Nicole Gratton, conférencière et auteure d'une quinzaine de livres sur les rêves et le sommeil, soutient qu'une meilleure connaissance de soi à travers nos rêves peut nous aider à développer notre potentiel. «Je suis une personne assez timide. Or, une nuit, dans un rêve, je me suis vue donner une conférence, très à l'aise devant le public. Au réveil, je me suis dit qu'il y avait peut-être un potentiel de communicatrice en moi. Ça m'a incitée à suivre un cours, et aujourd'hui, je fais des conférences sans éprouver de gêne. Ce potentiel était en moi et c'est un rêve qui me l'a révélé.»

Cela dit, préviennent nos experts, on ne devrait jamais se fier aux dictionnaires de rêves pour comprendre leur sens. «S'il y a une signification à trouver dans nos rêves, il faut la chercher sur une base individuelle, signale Antonio Zadra, professeur de psychologie à l'Université de Montréal et spécialiste des rêves. À chacun ses symboles et ses métaphores. Rêver à un chimpanzé n'a certainement pas la même signification pour moi que pour un employé du Zoo de Granby!»  

Les rêves: des solutions à nos problèmes

Durant le sommeil, le cerveau ne fonctionne pas de la même façon qu'en période d'éveil. «En sommeil paradoxal, les centres du cerveau responsables des émotions sont beaucoup plus actifs que durant l'éveil, indique Joseph De Koninck. En revanche, nos centres de mémoire sont un peu déconnectés. Lors de la construction des rêves, on va chercher des éléments lointains ou oubliés parce qu'on a accès à toutes sortes de banques de mémoire de notre cerveau.» D'autre part, certaines régions du cerveau, comme le cortex frontal, responsable du jugement critique, sont inactives. C'est ce qui explique le caractère absurde de certains rêves. «On peut, par exemple, manger du sucre à la crème avec notre grand-mère même si elle est décédée depuis 15 ans et l'entendre parler avec la voix de Jean Leloup sans être étonné», explique Roger Godbout. En somme, lorsqu'on rêve, il n'y a pas de censure qui s'opère pour organiser les informations de manière rationnelle et sensée. Ce fonctionnement cérébral caractéristique du sommeil nous permet de faire de nouvelles associations et ainsi peut-être à trouver une solution à un problème qui nous tarabuste depuis longtemps. «C'est ce qui rend nos rêves intéressants et c'est ce qui peut les rendre utiles, soutient M. De Koninck.

Sophie, 39 ans, serait tout à fait d'accord avec cette opinion, elle qui dit être parvenue à maîtriser la conduite manuelle grâce à un rêve. «J'essayais depuis des jours et je n'y arrivais pas, se souvient-elle. Une nuit, j'ai rêvé que je conduisais une voiture manuelle. J'ai ressenti clairement la façon dont je devais appuyer sur les pédales pour démarrer correctement. Au réveil, je n'avais qu'une idée en tête: aller conduire. J'ai fait comme dans mon rêve et j'ai réussi!»

* * *

#### Consigne
Les affirmations suivantes concordent-elles avec le texte sur les rêves ? Répondez par oui ou par non, en citant à chaque fois les mots du texte qui tranchent.
(a) Nicole Gratton se décrit comme une personne timide.
(b) Le texte recommande de s'appuyer sur les dictionnaires de rêves pour en saisir le sens.
(c) Sophie a réussi à conduire une voiture manuelle en reproduisant ce qu'elle avait fait en rêve.
Le matériel qui suit n'a aucun rapport avec le texte sur les rêves.

#### Extrait de données

* * *

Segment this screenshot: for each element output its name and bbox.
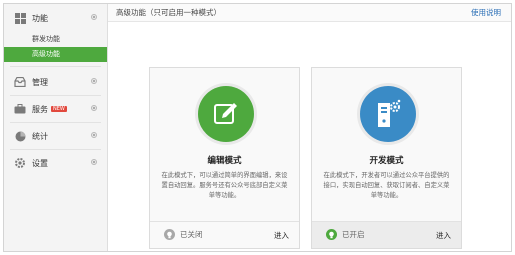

* * *

#### Corrigé complet
(a) Oui : « Je suis une personne assez timide. »
(b) Non : « on ne devrait jamais se fier aux dictionnaires de rêves pour comprendre leur sens ».
(c) Oui : « J'ai fait comme dans mon rêve et j'ai réussi! »